### [Job]
Please transcribe the listing below in full and word for word, without its pictures.

#####

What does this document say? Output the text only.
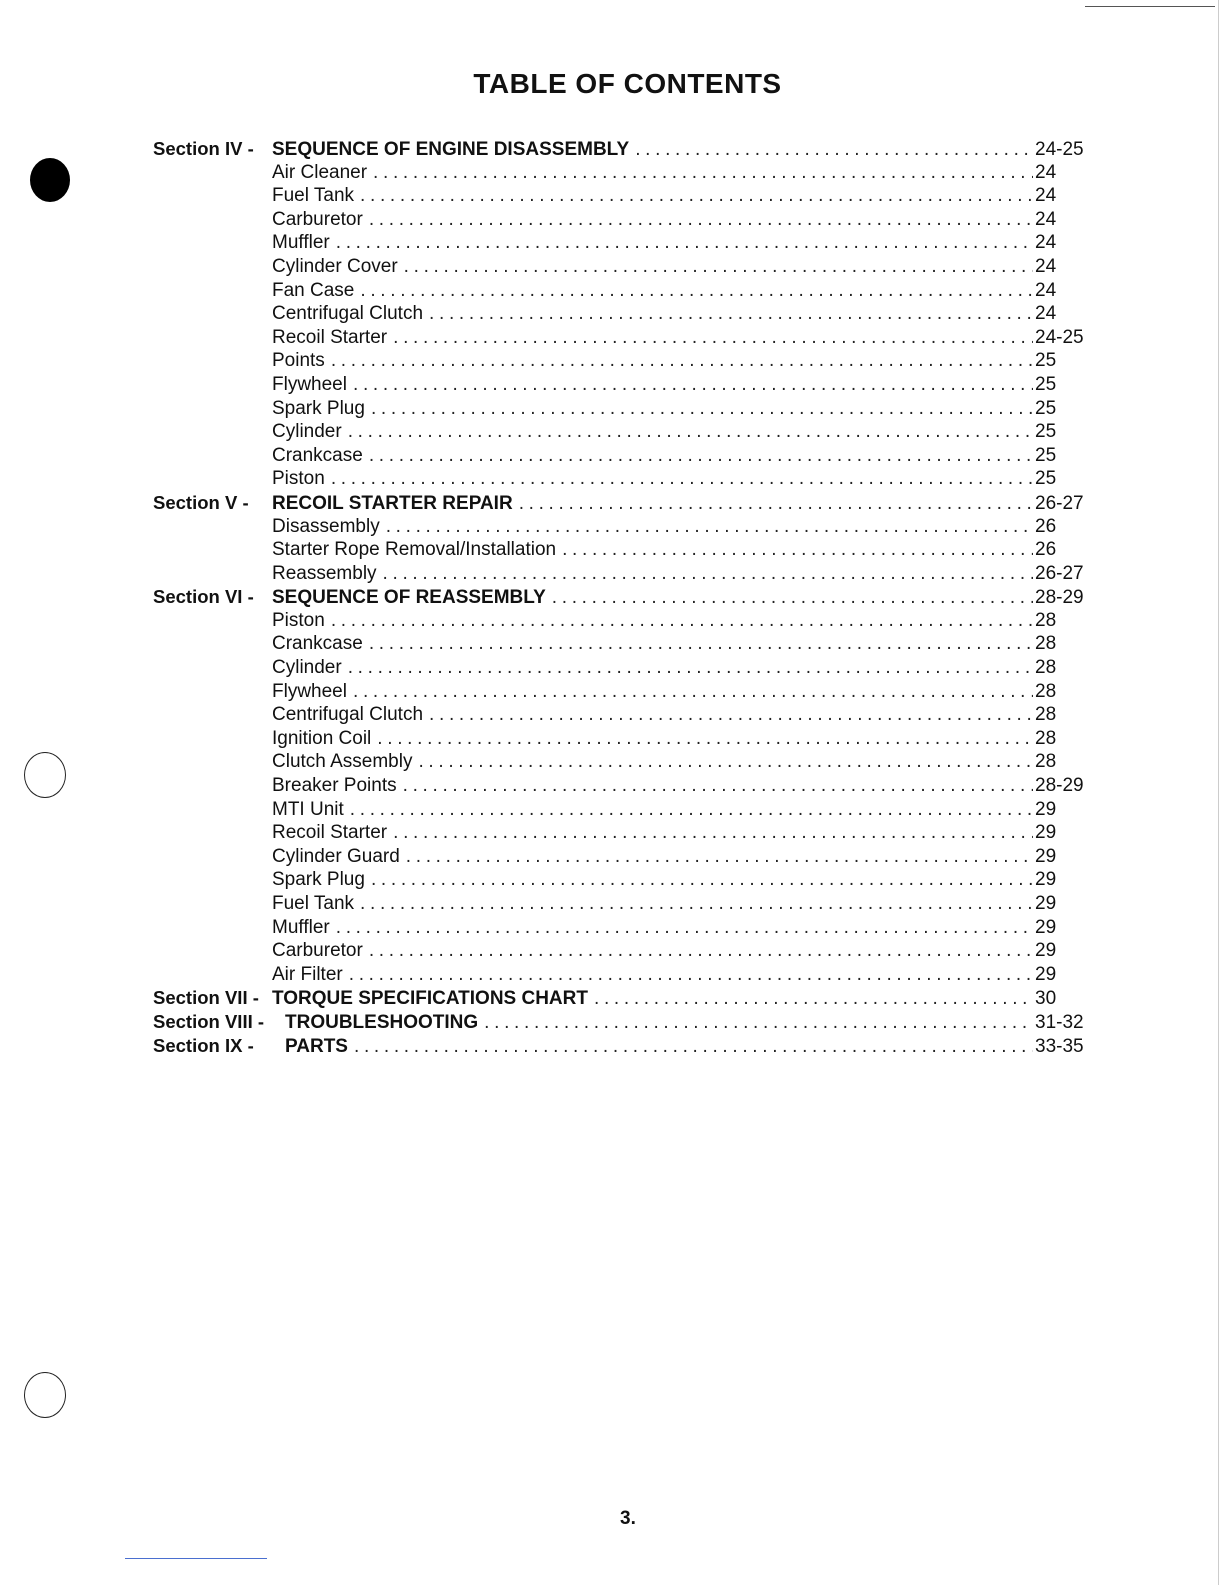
TABLE OF CONTENTS
Section IV - SEQUENCE OF ENGINE DISASSEMBLY . . .	24-25
Air Cleaner . . .	24
Fuel Tank . . .	24
Carburetor . . .	24
Muffler . . .	24
Cylinder Cover . . .	24
Fan Case . . .	24
Centrifugal Clutch . . .	24
Recoil Starter . . .	24-25
Points . . .	25
Flywheel . . .	25
Spark Plug . . .	25
Cylinder . . .	25
Crankcase . . .	25
Piston . . .	25
Section V -	RECOIL STARTER REPAIR . . .	26-27
Disassembly . . .	26
Starter Rope Removal/Installation . . .	26
Reassembly . . .	26-27
Section VI - SEQUENCE OF REASSEMBLY . . .	28-29
Piston . . .	28
Crankcase . . .	28
Cylinder . . .	28
Flywheel . . .	28
Centrifugal Clutch . . .	28
Ignition Coil . . .	28
Clutch Assembly . . .	28
Breaker Points . . .	28-29
MTI Unit . . .	29
Recoil Starter . . .	29
Cylinder Guard . . .	29
Spark Plug . . .	29
Fuel Tank . . .	29
Muffler . . .	29
Carburetor . . .	29
Air Filter . . .	29
Section VII - TORQUE SPECIFICATIONS CHART . . .	30
Section VIII -	TROUBLESHOOTING . . .	31-32
Section IX -	PARTS . . .	33-35
3.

#####

### [Written response]
What does this document say? Output the text only.
TABLE OF CONTENTS
Section IV - SEQUENCE OF ENGINE DISASSEMBLY . . .	24-25
Air Cleaner . . .	24
Fuel Tank . . .	24
Carburetor . . .	24
Muffler . . .	24
Cylinder Cover . . .	24
Fan Case . . .	24
Centrifugal Clutch . . .	24
Recoil Starter . . .	24-25
Points . . .	25
Flywheel . . .	25
Spark Plug . . .	25
Cylinder . . .	25
Crankcase . . .	25
Piston . . .	25
Section V -	RECOIL STARTER REPAIR . . .	26-27
Disassembly . . .	26
Starter Rope Removal/Installation . . .	26
Reassembly . . .	26-27
Section VI - SEQUENCE OF REASSEMBLY . . .	28-29
Piston . . .	28
Crankcase . . .	28
Cylinder . . .	28
Flywheel . . .	28
Centrifugal Clutch . . .	28
Ignition Coil . . .	28
Clutch Assembly . . .	28
Breaker Points . . .	28-29
MTI Unit . . .	29
Recoil Starter . . .	29
Cylinder Guard . . .	29
Spark Plug . . .	29
Fuel Tank . . .	29
Muffler . . .	29
Carburetor . . .	29
Air Filter . . .	29
Section VII - TORQUE SPECIFICATIONS CHART . . .	30
Section VIII -	TROUBLESHOOTING . . .	31-32
Section IX -	PARTS . . .	33-35
3.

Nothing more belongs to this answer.